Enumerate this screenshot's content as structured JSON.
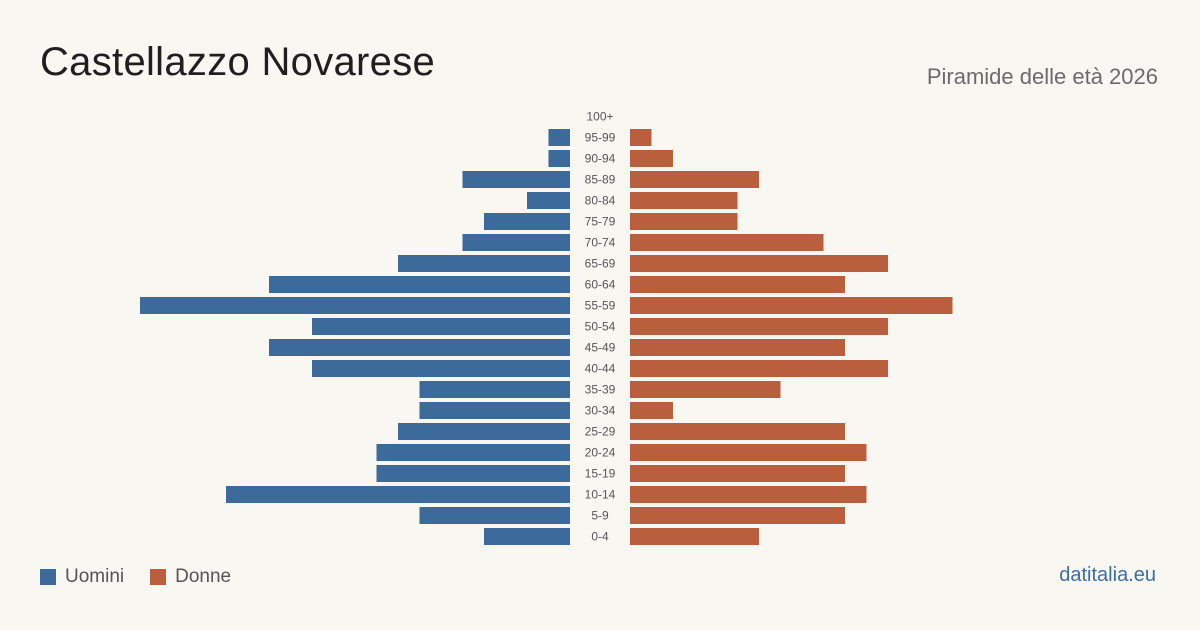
{
  "header": {
    "title": "Castellazzo Novarese",
    "subtitle": "Piramide delle età 2026"
  },
  "legend": {
    "men_label": "Uomini",
    "women_label": "Donne"
  },
  "source": "datitalia.eu",
  "colors": {
    "men": "#3b6a9b",
    "women": "#b95f3e",
    "background": "#f9f7f2"
  },
  "chart_data": {
    "type": "bar",
    "orientation": "horizontal-pyramid",
    "categories": [
      "100+",
      "95-99",
      "90-94",
      "85-89",
      "80-84",
      "75-79",
      "70-74",
      "65-69",
      "60-64",
      "55-59",
      "50-54",
      "45-49",
      "40-44",
      "35-39",
      "30-34",
      "25-29",
      "20-24",
      "15-19",
      "10-14",
      "5-9",
      "0-4"
    ],
    "series": [
      {
        "name": "Uomini",
        "values": [
          0,
          1,
          1,
          5,
          2,
          4,
          5,
          8,
          14,
          20,
          12,
          14,
          12,
          7,
          7,
          8,
          9,
          9,
          16,
          7,
          4
        ]
      },
      {
        "name": "Donne",
        "values": [
          0,
          1,
          2,
          6,
          5,
          5,
          9,
          12,
          10,
          15,
          12,
          10,
          12,
          7,
          2,
          10,
          11,
          10,
          11,
          10,
          6
        ]
      }
    ],
    "title": "Castellazzo Novarese",
    "subtitle": "Piramide delle età 2026",
    "grid": false,
    "legend_position": "bottom-left"
  }
}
-------
> Aim of the task
Transcribe the listing in full. Omit the pictures and keep every line exact.

> Expected answer
Enumerate this screenshot's content as structured JSON.
{
  "header": {
    "title": "Castellazzo Novarese",
    "subtitle": "Piramide delle età 2026"
  },
  "legend": {
    "men_label": "Uomini",
    "women_label": "Donne"
  },
  "source": "datitalia.eu",
  "colors": {
    "men": "#3b6a9b",
    "women": "#b95f3e",
    "background": "#f9f7f2"
  },
  "chart_data": {
    "type": "bar",
    "orientation": "horizontal-pyramid",
    "categories": [
      "100+",
      "95-99",
      "90-94",
      "85-89",
      "80-84",
      "75-79",
      "70-74",
      "65-69",
      "60-64",
      "55-59",
      "50-54",
      "45-49",
      "40-44",
      "35-39",
      "30-34",
      "25-29",
      "20-24",
      "15-19",
      "10-14",
      "5-9",
      "0-4"
    ],
    "series": [
      {
        "name": "Uomini",
        "values": [
          0,
          1,
          1,
          5,
          2,
          4,
          5,
          8,
          14,
          20,
          12,
          14,
          12,
          7,
          7,
          8,
          9,
          9,
          16,
          7,
          4
        ]
      },
      {
        "name": "Donne",
        "values": [
          0,
          1,
          2,
          6,
          5,
          5,
          9,
          12,
          10,
          15,
          12,
          10,
          12,
          7,
          2,
          10,
          11,
          10,
          11,
          10,
          6
        ]
      }
    ],
    "title": "Castellazzo Novarese",
    "subtitle": "Piramide delle età 2026",
    "grid": false,
    "legend_position": "bottom-left"
  }
}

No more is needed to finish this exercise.